=== AIM ===
Spot each line in the records below where the word "амортизатора" occurs, then copy it.

=== MATERIAL SHOWN ===

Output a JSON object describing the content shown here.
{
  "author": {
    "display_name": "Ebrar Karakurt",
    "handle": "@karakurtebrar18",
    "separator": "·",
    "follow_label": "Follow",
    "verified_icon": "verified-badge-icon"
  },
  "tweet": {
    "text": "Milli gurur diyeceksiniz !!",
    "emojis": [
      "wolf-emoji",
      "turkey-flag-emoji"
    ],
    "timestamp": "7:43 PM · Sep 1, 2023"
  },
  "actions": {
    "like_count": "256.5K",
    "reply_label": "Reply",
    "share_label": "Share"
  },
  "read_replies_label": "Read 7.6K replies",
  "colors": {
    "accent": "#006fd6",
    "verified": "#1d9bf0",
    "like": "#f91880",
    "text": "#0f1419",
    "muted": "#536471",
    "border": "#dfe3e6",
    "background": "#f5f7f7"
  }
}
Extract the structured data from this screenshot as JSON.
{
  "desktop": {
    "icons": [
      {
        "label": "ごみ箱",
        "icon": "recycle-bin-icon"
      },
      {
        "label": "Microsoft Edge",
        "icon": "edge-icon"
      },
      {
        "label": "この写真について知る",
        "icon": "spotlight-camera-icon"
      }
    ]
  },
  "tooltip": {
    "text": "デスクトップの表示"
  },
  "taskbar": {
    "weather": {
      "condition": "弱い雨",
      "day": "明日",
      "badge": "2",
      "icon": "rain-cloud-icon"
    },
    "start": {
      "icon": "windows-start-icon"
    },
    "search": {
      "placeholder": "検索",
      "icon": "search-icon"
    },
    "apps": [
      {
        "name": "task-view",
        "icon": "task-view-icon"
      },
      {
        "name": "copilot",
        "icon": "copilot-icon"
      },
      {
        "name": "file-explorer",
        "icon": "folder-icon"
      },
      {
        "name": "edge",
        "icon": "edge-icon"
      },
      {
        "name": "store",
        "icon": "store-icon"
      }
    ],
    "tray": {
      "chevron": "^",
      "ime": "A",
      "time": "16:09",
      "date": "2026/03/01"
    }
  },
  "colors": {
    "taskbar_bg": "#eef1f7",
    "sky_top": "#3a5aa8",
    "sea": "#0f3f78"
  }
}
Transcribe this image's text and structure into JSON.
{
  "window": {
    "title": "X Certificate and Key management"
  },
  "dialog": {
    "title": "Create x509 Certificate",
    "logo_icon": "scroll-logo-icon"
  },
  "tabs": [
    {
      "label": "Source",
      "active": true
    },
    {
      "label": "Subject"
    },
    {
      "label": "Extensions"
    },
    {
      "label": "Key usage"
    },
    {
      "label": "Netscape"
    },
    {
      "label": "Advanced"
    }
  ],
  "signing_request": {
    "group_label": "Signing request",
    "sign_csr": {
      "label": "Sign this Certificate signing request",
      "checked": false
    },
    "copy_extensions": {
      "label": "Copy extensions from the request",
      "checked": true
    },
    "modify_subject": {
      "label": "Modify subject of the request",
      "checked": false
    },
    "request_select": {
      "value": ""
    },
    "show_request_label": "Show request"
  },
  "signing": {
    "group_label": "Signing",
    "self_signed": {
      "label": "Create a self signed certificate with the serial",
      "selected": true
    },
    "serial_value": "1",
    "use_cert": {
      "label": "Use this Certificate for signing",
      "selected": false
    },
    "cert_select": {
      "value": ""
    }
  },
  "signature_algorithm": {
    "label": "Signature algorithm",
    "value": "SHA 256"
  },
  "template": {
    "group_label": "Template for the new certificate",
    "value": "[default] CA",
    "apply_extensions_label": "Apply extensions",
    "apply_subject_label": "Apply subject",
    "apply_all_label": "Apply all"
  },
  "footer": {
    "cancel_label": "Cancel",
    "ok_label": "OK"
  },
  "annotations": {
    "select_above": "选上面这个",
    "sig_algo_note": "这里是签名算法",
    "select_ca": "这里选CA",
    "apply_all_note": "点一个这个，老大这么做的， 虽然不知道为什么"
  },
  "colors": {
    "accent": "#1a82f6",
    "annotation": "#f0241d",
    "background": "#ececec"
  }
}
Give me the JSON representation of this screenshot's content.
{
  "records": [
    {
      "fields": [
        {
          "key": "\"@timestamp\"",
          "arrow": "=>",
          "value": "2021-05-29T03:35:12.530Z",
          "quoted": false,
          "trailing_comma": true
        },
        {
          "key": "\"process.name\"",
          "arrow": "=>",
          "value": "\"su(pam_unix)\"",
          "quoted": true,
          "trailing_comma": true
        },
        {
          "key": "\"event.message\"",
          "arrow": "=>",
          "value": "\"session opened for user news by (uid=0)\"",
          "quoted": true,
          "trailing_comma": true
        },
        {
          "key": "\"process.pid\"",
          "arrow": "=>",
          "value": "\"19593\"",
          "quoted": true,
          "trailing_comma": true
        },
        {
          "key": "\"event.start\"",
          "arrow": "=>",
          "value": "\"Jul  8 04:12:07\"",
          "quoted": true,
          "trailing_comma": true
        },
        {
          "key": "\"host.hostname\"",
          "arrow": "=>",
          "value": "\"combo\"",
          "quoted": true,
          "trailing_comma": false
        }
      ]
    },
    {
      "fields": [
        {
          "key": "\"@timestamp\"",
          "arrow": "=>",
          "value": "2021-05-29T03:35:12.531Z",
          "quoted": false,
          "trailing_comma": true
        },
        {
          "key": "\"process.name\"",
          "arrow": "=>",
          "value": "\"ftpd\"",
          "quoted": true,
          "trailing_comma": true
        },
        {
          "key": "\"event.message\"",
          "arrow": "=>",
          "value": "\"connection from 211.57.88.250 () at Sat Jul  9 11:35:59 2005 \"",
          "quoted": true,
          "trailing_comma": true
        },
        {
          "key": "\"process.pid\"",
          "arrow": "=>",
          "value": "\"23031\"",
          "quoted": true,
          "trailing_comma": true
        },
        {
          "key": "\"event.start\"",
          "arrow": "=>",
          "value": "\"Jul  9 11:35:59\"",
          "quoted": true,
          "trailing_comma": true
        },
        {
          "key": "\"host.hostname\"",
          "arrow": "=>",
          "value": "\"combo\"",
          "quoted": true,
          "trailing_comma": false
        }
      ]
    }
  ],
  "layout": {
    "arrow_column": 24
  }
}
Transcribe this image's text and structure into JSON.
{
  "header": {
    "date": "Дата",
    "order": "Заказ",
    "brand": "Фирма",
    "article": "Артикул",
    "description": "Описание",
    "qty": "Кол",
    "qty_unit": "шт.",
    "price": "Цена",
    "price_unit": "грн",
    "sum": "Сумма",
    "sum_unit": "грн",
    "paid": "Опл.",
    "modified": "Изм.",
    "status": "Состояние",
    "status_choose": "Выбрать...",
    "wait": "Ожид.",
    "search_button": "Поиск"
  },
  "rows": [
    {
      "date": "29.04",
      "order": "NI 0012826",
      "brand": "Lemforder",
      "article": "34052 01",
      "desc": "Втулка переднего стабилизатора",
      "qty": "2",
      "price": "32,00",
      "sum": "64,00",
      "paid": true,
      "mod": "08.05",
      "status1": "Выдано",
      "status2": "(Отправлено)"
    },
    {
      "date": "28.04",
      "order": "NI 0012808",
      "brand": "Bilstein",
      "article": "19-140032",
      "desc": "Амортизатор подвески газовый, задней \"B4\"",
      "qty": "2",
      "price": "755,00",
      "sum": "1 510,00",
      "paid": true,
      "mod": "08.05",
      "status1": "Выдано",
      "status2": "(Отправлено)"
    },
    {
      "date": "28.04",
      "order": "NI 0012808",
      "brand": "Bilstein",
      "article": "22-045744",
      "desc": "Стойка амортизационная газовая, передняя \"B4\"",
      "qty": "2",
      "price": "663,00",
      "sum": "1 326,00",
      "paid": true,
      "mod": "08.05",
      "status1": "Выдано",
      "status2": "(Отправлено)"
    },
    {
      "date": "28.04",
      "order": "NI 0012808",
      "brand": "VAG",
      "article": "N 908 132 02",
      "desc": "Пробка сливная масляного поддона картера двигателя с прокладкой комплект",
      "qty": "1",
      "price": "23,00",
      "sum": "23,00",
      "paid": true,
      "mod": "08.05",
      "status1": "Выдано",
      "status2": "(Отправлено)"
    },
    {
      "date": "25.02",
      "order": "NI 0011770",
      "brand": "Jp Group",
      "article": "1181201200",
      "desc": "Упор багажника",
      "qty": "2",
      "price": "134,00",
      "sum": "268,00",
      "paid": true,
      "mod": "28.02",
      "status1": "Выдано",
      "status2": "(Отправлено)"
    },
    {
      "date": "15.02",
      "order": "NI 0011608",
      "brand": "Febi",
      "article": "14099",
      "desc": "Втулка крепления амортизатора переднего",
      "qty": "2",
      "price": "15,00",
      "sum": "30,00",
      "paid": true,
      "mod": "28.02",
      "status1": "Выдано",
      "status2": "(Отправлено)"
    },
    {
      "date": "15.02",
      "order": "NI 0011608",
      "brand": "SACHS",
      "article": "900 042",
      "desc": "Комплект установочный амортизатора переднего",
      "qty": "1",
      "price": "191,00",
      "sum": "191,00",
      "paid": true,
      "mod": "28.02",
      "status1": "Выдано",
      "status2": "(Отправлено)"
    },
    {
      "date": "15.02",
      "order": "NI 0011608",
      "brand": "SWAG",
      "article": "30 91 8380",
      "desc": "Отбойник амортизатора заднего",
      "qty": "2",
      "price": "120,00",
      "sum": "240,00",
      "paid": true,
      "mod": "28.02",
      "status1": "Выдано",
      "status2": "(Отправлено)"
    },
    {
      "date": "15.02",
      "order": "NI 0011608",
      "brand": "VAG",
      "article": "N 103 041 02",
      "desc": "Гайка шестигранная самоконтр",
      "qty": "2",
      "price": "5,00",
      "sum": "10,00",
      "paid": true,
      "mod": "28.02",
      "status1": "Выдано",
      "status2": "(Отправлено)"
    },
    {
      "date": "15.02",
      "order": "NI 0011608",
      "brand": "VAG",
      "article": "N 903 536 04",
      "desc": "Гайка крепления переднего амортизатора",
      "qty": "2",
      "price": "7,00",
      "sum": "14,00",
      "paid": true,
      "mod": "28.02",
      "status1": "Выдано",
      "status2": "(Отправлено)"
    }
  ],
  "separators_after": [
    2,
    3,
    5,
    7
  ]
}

=== SOLUTION ===
      "desc": "Втулка крепления амортизатора переднего",
      "desc": "Комплект установочный амортизатора переднего",
      "desc": "Отбойник амортизатора заднего",
      "desc": "Гайка крепления переднего амортизатора",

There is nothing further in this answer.